• _Passage to read_:
################

All extant VPs of Lancashire and Cheshire were published c. 1900, most of them by the 1870s, but some trickling on into the early 20th century. Again, a magnificent job, but it is necessary to read between the lines and examine every detail in the introductions of publications to know whether you are reading exactly what was recorded at the time or a later ‘helpful’ (or not so helpful?) version given by the editor.
My conclusion is that the families in the 16th and 17th centuries knew very well who they themselves were, who their parents and siblings and aunts and uncles and cousins and grandparents were, and that we should believe them. The main problems in interpreting these come from families attempting to provide their ancestry back further than four generations before, and many ‘helpful’ souls in the 19th and 20th centuries trying to prove that they were wrong in not knowing about their immediate families.
Visitation Pedigrees of the Standishes of Duxbury
All published by Chetham’s Society
1. 1533. The first Visitation conducted by a Herald, and rather minimal. It merely gives details of James, Lord of the Manor at the time, his immediate family and his coat of arms.

################

• _Material_:
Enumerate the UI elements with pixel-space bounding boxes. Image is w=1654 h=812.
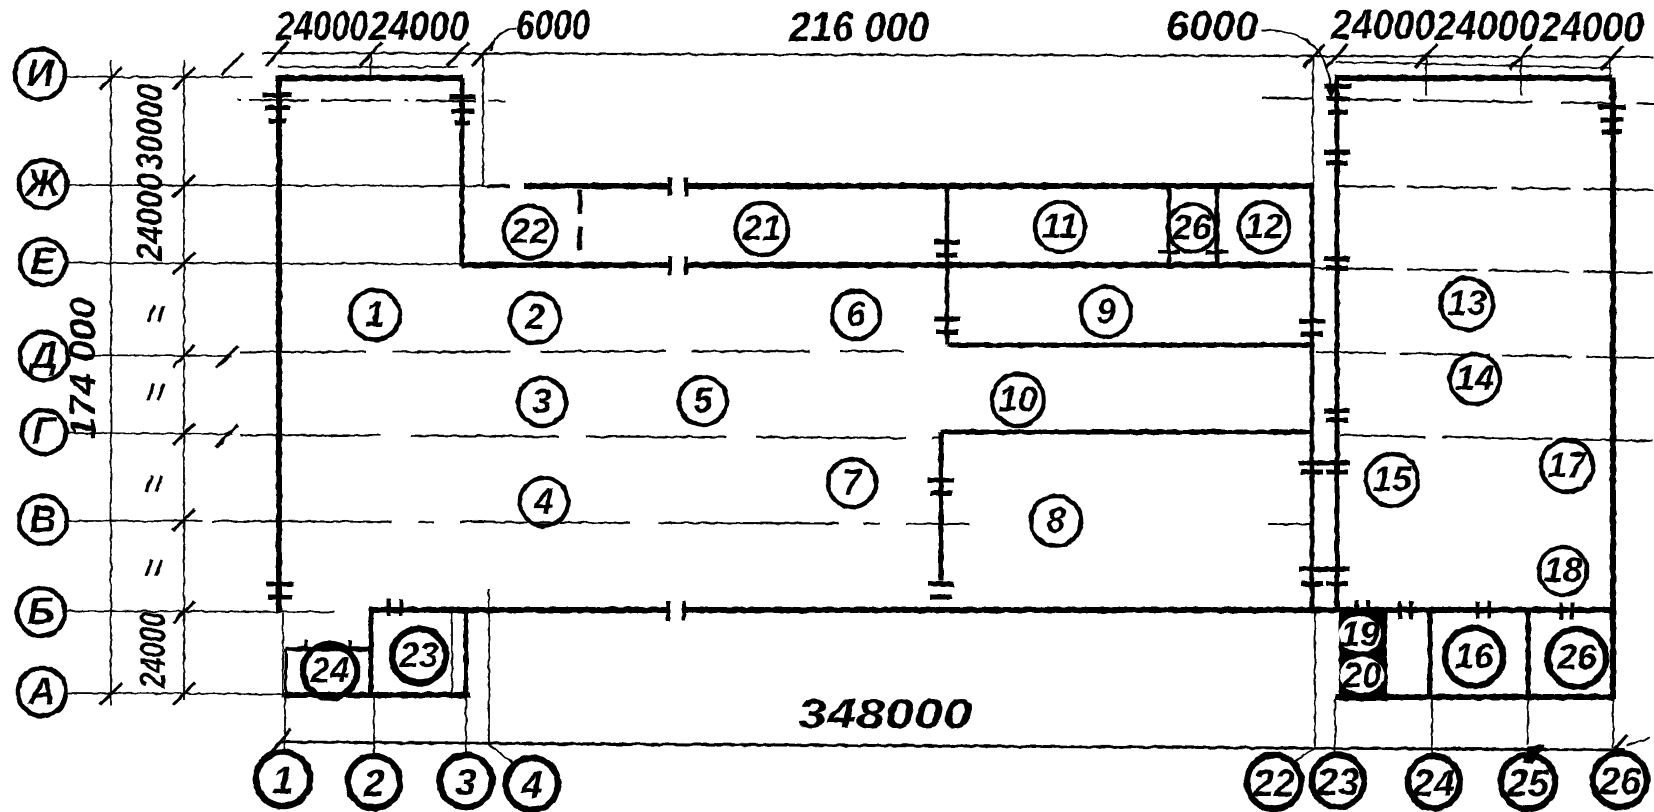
- column x1312 marks: [1299, 321, 1325, 584]
- svg-text:26: 26: [1557, 638, 1597, 677]
- wall room8 top: [941, 430, 1310, 435]
- svg-text:9: 9: [1096, 292, 1116, 331]
- top connector x1426: [1425, 57, 1427, 96]
- room circle 14: [1450, 354, 1500, 404]
- column circle 22: [1247, 755, 1301, 809]
- room label 20: [1340, 656, 1384, 695]
- wall B east segment: [684, 607, 1613, 613]
- axis line E: [66, 263, 462, 264]
- svg-text:23: 23: [399, 636, 439, 675]
- axis circle Zh: [19, 160, 67, 208]
- leader column 26b: [1612, 699, 1614, 748]
- axis circle B: [17, 588, 65, 636]
- wall room23 right: [464, 608, 469, 697]
- column circle 2: [348, 756, 400, 808]
- axis dash line G right: [1340, 435, 1654, 441]
- room circle 15: [1366, 454, 1418, 506]
- room circle 2: [510, 293, 560, 343]
- room 26 upper left wall: [1167, 188, 1172, 250]
- svg-text:19: 19: [1341, 615, 1380, 654]
- svg-text:6000: 6000: [516, 1, 590, 48]
- tick on B at G: [173, 423, 195, 445]
- room circle 21: [736, 203, 788, 255]
- tick on A at Ax: [100, 683, 122, 705]
- column x947 lower: [934, 319, 960, 332]
- svg-text:1: 1: [272, 760, 293, 802]
- joint ticks Zh wall: [670, 177, 686, 196]
- top dim second line left: [277, 66, 458, 68]
- svg-text:24000: 24000: [129, 173, 170, 262]
- column x462: [449, 97, 476, 123]
- room circle 18: [1539, 547, 1587, 595]
- svg-text:13: 13: [1448, 284, 1487, 323]
- axis circle D: [20, 332, 68, 380]
- wall x1430: [1428, 610, 1433, 697]
- leader column 24b: [1431, 699, 1433, 757]
- axis dash line V: [212, 521, 970, 524]
- top tick x1521: [1510, 45, 1532, 69]
- svg-text:22: 22: [1252, 763, 1295, 805]
- svg-text:23: 23: [1316, 762, 1359, 804]
- tick on B at E: [173, 252, 195, 274]
- tick on B at Zh: [173, 175, 195, 197]
- room circle 12: [1239, 202, 1289, 252]
- svg-text:25: 25: [1506, 763, 1550, 805]
- wall joint left x1312: [1310, 184, 1315, 610]
- axis circle V: [19, 496, 67, 544]
- wall left outer: [276, 78, 282, 613]
- top tick x371: [360, 42, 382, 66]
- wall room23 left: [369, 608, 374, 697]
- wall room9 bottom: [947, 343, 1311, 348]
- svg-text:8: 8: [1046, 501, 1066, 540]
- svg-text:Е: Е: [30, 241, 57, 283]
- wall x947: [945, 186, 950, 345]
- room circle 8: [1031, 496, 1081, 546]
- svg-text:14: 14: [1456, 359, 1495, 398]
- axis line I: [66, 76, 252, 78]
- svg-text:174 000: 174 000: [62, 297, 103, 439]
- axis dash line E right: [1313, 268, 1654, 273]
- svg-text:Б: Б: [28, 591, 55, 633]
- column circle 4: [506, 758, 558, 810]
- room circle 1: [350, 290, 400, 340]
- dim column line A: [110, 60, 112, 706]
- svg-text:24000: 24000: [132, 612, 173, 689]
- wall Zh east segment: [688, 183, 1312, 189]
- arrow mark near 25: [1523, 745, 1545, 764]
- wall room24 left: [285, 649, 288, 695]
- wall top left wing: [275, 75, 463, 81]
- wall room8 left: [939, 432, 944, 581]
- wall x1528: [1526, 610, 1531, 697]
- axis dash line G: [240, 435, 941, 438]
- top tick x1314: [1303, 44, 1325, 68]
- wall right outer: [1610, 78, 1616, 699]
- svg-text:15: 15: [1373, 460, 1412, 499]
- svg-text:6000: 6000: [1166, 2, 1258, 49]
- leader column 22: [1291, 612, 1315, 764]
- axis line Zh: [67, 185, 505, 186]
- room label 19: [1339, 615, 1381, 654]
- svg-text:1: 1: [365, 295, 384, 334]
- column circle 26: [1593, 753, 1647, 807]
- tick on B at Ax: [173, 683, 195, 705]
- axis dash line V right: [1268, 523, 1311, 525]
- svg-text:2: 2: [362, 763, 384, 805]
- svg-text:11: 11: [1042, 207, 1078, 246]
- joint ticks E wall: [670, 256, 686, 275]
- room 19-20 black box: [1339, 611, 1387, 701]
- ditto mark V-B: [146, 560, 162, 576]
- svg-text:4: 4: [520, 765, 542, 807]
- svg-text:20: 20: [1342, 656, 1382, 695]
- column x947 upper: [934, 242, 960, 255]
- joint ticks B wall right1: [1357, 600, 1368, 618]
- wall top right wing: [1335, 75, 1613, 81]
- column x941 mid: [928, 480, 954, 493]
- room circle 5: [679, 377, 727, 425]
- room circle 3: [518, 378, 566, 426]
- room circle 11: [1035, 202, 1085, 252]
- column circle 24: [1408, 756, 1460, 808]
- column x277 bottom: [266, 584, 294, 597]
- dim column line B: [183, 60, 185, 700]
- bottom tick right: [1605, 735, 1627, 761]
- room circle 9: [1081, 287, 1131, 337]
- svg-text:16: 16: [1455, 637, 1494, 676]
- leader 6000 left: [491, 28, 517, 51]
- tick on B at D: [173, 345, 195, 367]
- svg-text:В: В: [29, 499, 56, 541]
- svg-text:24000: 24000: [1330, 1, 1435, 48]
- tick on B at Bx: [173, 601, 195, 623]
- top connector x1610: [1609, 57, 1611, 100]
- leader 6000 right arrowhead: [1325, 87, 1336, 99]
- svg-text:18: 18: [1544, 551, 1583, 590]
- wall left lower thin: [282, 613, 284, 697]
- svg-text:24: 24: [1412, 763, 1455, 805]
- svg-text:3: 3: [532, 382, 552, 421]
- top dimension line: [262, 53, 1654, 57]
- axis line D: [68, 355, 232, 356]
- column x1612: [1598, 107, 1626, 132]
- leader column 2: [373, 697, 375, 754]
- axis dash line D: [240, 351, 905, 352]
- leader column 3: [465, 697, 467, 752]
- svg-text:Ж: Ж: [23, 163, 62, 205]
- svg-text:5: 5: [693, 381, 713, 420]
- joint ticks room23 top: [389, 599, 401, 616]
- column circle 23: [1312, 755, 1364, 807]
- svg-text:30000: 30000: [129, 84, 170, 170]
- wall left wing right: [460, 78, 465, 266]
- room circle 22: [504, 206, 556, 258]
- extra tick I: [221, 53, 243, 75]
- top tick x277: [266, 42, 288, 66]
- svg-text:24000: 24000: [275, 2, 368, 49]
- top tick x483: [472, 42, 494, 66]
- column x277 top: [263, 95, 292, 121]
- svg-text:21: 21: [742, 209, 782, 248]
- svg-text:12: 12: [1245, 207, 1284, 246]
- extra tick D: [216, 346, 238, 368]
- svg-text:6: 6: [846, 295, 866, 334]
- top tick x458: [447, 42, 469, 66]
- tick on A at I: [100, 67, 122, 89]
- axis line V: [66, 520, 202, 522]
- svg-text:216 000: 216 000: [788, 3, 929, 50]
- column circle 25: [1501, 755, 1555, 809]
- wall joint right x1337: [1335, 78, 1340, 610]
- room 26 upper right wall: [1215, 188, 1220, 250]
- svg-text:Д: Д: [27, 335, 57, 377]
- wall E west segment: [462, 262, 668, 268]
- column x1337 marks: [1324, 86, 1352, 584]
- room circle 26 lower: [1548, 629, 1606, 687]
- leader column 4: [489, 589, 513, 763]
- axis line A: [66, 693, 286, 694]
- svg-text:348000: 348000: [798, 690, 972, 737]
- axis line G: [66, 433, 232, 434]
- room circle 13: [1441, 278, 1493, 330]
- svg-text:26: 26: [1598, 761, 1642, 803]
- room circle 26 upper: [1168, 204, 1216, 252]
- top tick x1612: [1601, 46, 1623, 70]
- svg-text:3: 3: [455, 762, 476, 804]
- axis line B: [65, 611, 335, 612]
- top dim second line right: [1336, 62, 1612, 68]
- room circle 4: [520, 478, 568, 526]
- svg-text:2: 2: [524, 298, 545, 337]
- room circle 10: [992, 374, 1044, 426]
- wall room24 top: [286, 647, 369, 652]
- svg-text:24: 24: [310, 651, 350, 690]
- svg-text:7: 7: [842, 463, 863, 502]
- svg-text:24000: 24000: [1539, 3, 1644, 50]
- svg-text:А: А: [27, 671, 55, 713]
- bottom tick right tail: [1627, 738, 1650, 745]
- extra tick G: [216, 425, 238, 447]
- room 26 upper bottom bars: [1158, 252, 1228, 262]
- leader column 1: [284, 697, 286, 750]
- room circle 23: [392, 629, 446, 683]
- svg-text:4: 4: [533, 482, 553, 521]
- joint ticks B wall center: [668, 601, 684, 621]
- room circle 24: [303, 644, 357, 698]
- leader column 25: [1527, 699, 1529, 744]
- leader 6000 right: [1262, 30, 1331, 93]
- svg-text:24000: 24000: [368, 2, 469, 49]
- top tick x1337: [1326, 44, 1348, 68]
- joint ticks B wall right4: [1561, 602, 1572, 620]
- column x941 low: [928, 584, 954, 597]
- axis dash line I left: [238, 100, 505, 101]
- axis circle I: [15, 49, 65, 99]
- bottom dimension line: [280, 742, 1625, 750]
- axis circle A: [18, 668, 66, 716]
- column circle 3: [440, 755, 492, 807]
- axis circle G: [22, 410, 66, 454]
- stubs room24 top: [306, 640, 350, 652]
- ditto mark D-G: [148, 384, 164, 400]
- room circle 7: [828, 459, 876, 507]
- room circle 16: [1445, 628, 1503, 686]
- wall Zh west segment: [524, 183, 668, 189]
- tick on B at V: [173, 509, 195, 531]
- top connector x371: [370, 55, 372, 78]
- svg-text:Г: Г: [32, 411, 57, 453]
- joint ticks B wall right2: [1400, 601, 1411, 619]
- axis circle E: [20, 239, 66, 285]
- svg-text:17: 17: [1548, 446, 1588, 485]
- wall B west segment: [369, 607, 666, 613]
- room circle 17: [1541, 440, 1593, 492]
- bottom tick left: [269, 729, 291, 755]
- svg-text:26: 26: [1172, 208, 1212, 247]
- svg-text:И: И: [26, 53, 54, 95]
- leader inner room23: [451, 613, 453, 695]
- axis dash line Zh right: [1335, 186, 1654, 190]
- svg-text:24000: 24000: [1434, 2, 1539, 49]
- wall E east segment: [688, 262, 1310, 268]
- svg-text:10: 10: [999, 380, 1038, 419]
- ditto mark E-D: [148, 306, 164, 322]
- svg-text:22: 22: [510, 212, 550, 251]
- top tick x1426: [1415, 44, 1437, 68]
- top connector x483: [482, 54, 484, 187]
- column circle 1: [256, 752, 310, 806]
- leader column 23b: [1334, 699, 1336, 756]
- room circle 6: [832, 291, 880, 339]
- axis dash line D right: [1316, 352, 1654, 358]
- ditto mark G-V: [146, 476, 162, 492]
- axis dash line I right: [1262, 98, 1654, 104]
- top connector x1521: [1520, 57, 1522, 96]
- wall bottom right wing: [1335, 694, 1613, 700]
- wall bottom left annex: [284, 692, 470, 698]
- joint ticks B wall right3: [1478, 601, 1489, 619]
- room 22 dashed wall: [578, 190, 583, 263]
- tick on B at I: [173, 67, 195, 89]
- top connector x1313: [1312, 57, 1314, 184]
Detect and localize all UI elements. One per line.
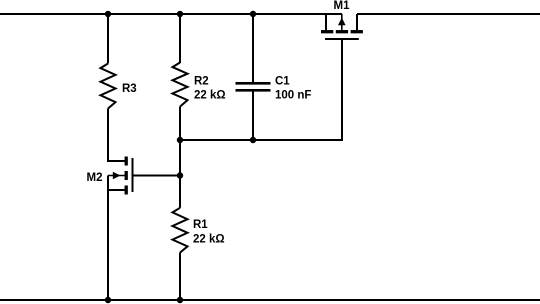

################

• _Stated problem A_:
Rewrite everything from "Visitation Pedigrees of" down to "coat of arms." in the passage on the Standish visitation pedigrees, putting "Estate" in place of "Manor".
• _Stated problem B_:
Continue the passage on the Standish visitation pedigrees from the point where it stops.

• _Expected output A_:
Visitation Pedigrees of the Standishes of Duxbury
All published by Chetham’s Society
1. 1533. The first Visitation conducted by a Herald, and rather minimal. It merely gives details of James, Lord of the Estate at the time, his immediate family and his coat of arms.

• _Expected output B_:
2. 1567. VP of Family A, the senior line in Duxbury. Pretty accurate and followed the pedigree given by the family itself. The senior line had not yet died out.
3. 1613. VP of Family A. More or less a copy of 1567, stopping at Thomas, who died in c. 1576 and not continued down to A.S., the current incumbent.
3. 1613. VP of Family B. (The only one presented by this family.) Pretty accurate apart from at the very top where two generations are missing.
4. 1664/5. VP of Family A. (A repeat of the 1567 VP, with additions from the 1613 one. This was some time after this branch of the family had died out; a few strange changes first alerted me to ‘muddles’, which Sir William Dugdale tried to sort out. He didn’t, but muddled the situation further.)
DP 397/15/2 Genealogical notes on Standish family of Duxbury,
28 Edw. I – 18 Hen. VIII. 17th cent.
The next Pedigree Chart of the Standishes of Duxbury will be published in due course. This is a euphemism for ‘whenever I find time to incorporate all the notes and references accumulated over the years into some form that makes sense to anyone other than me’. At the moment it could paper a small wall and is no way reproducible on a single web page. As an interim solution, mini-trees of relevant bits of the family appear in the appropriate sections.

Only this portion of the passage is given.